> What the task requires: Repeat each entry in full, exactly.

Data entries
——————
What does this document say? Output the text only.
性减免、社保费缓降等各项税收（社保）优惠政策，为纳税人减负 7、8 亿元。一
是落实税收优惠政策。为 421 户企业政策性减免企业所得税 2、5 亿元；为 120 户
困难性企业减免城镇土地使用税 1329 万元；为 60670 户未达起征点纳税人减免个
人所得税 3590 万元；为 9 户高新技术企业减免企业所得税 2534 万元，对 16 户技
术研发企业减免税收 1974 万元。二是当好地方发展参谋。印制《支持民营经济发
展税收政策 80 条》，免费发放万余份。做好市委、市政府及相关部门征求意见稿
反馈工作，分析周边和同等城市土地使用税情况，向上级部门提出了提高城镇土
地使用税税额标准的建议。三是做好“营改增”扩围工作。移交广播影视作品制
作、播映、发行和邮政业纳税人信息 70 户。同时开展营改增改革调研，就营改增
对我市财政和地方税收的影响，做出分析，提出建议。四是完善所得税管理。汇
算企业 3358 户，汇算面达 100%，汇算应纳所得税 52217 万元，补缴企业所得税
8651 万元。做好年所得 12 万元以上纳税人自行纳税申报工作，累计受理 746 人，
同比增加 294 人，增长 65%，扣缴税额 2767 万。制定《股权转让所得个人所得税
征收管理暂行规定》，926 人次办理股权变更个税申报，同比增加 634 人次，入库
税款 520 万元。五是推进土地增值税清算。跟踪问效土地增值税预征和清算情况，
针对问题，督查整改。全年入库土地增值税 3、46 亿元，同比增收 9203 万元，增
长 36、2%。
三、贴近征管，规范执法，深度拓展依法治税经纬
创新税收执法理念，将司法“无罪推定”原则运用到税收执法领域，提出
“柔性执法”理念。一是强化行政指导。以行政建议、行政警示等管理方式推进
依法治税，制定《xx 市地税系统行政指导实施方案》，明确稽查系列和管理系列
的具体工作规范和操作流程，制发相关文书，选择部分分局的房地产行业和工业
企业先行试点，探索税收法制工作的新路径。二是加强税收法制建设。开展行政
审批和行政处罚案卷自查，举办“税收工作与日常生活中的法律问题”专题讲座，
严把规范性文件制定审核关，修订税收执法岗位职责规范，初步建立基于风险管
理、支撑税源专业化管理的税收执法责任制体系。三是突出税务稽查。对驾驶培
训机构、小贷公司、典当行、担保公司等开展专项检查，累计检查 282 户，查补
——————
> Task response:
What does this document say? Output the text only.
性减免、社保费缓降等各项税收（社保）优惠政策，为纳税人减负 7、8 亿元。一
是落实税收优惠政策。为 421 户企业政策性减免企业所得税 2、5 亿元；为 120 户
困难性企业减免城镇土地使用税 1329 万元；为 60670 户未达起征点纳税人减免个
人所得税 3590 万元；为 9 户高新技术企业减免企业所得税 2534 万元，对 16 户技
术研发企业减免税收 1974 万元。二是当好地方发展参谋。印制《支持民营经济发
展税收政策 80 条》，免费发放万余份。做好市委、市政府及相关部门征求意见稿
反馈工作，分析周边和同等城市土地使用税情况，向上级部门提出了提高城镇土
地使用税税额标准的建议。三是做好“营改增”扩围工作。移交广播影视作品制
作、播映、发行和邮政业纳税人信息 70 户。同时开展营改增改革调研，就营改增
对我市财政和地方税收的影响，做出分析，提出建议。四是完善所得税管理。汇
算企业 3358 户，汇算面达 100%，汇算应纳所得税 52217 万元，补缴企业所得税
8651 万元。做好年所得 12 万元以上纳税人自行纳税申报工作，累计受理 746 人，
同比增加 294 人，增长 65%，扣缴税额 2767 万。制定《股权转让所得个人所得税
征收管理暂行规定》，926 人次办理股权变更个税申报，同比增加 634 人次，入库
税款 520 万元。五是推进土地增值税清算。跟踪问效土地增值税预征和清算情况，
针对问题，督查整改。全年入库土地增值税 3、46 亿元，同比增收 9203 万元，增
长 36、2%。
三、贴近征管，规范执法，深度拓展依法治税经纬
创新税收执法理念，将司法“无罪推定”原则运用到税收执法领域，提出
“柔性执法”理念。一是强化行政指导。以行政建议、行政警示等管理方式推进
依法治税，制定《xx 市地税系统行政指导实施方案》，明确稽查系列和管理系列
的具体工作规范和操作流程，制发相关文书，选择部分分局的房地产行业和工业
企业先行试点，探索税收法制工作的新路径。二是加强税收法制建设。开展行政
审批和行政处罚案卷自查，举办“税收工作与日常生活中的法律问题”专题讲座，
严把规范性文件制定审核关，修订税收执法岗位职责规范，初步建立基于风险管
理、支撑税源专业化管理的税收执法责任制体系。三是突出税务稽查。对驾驶培
训机构、小贷公司、典当行、担保公司等开展专项检查，累计检查 282 户，查补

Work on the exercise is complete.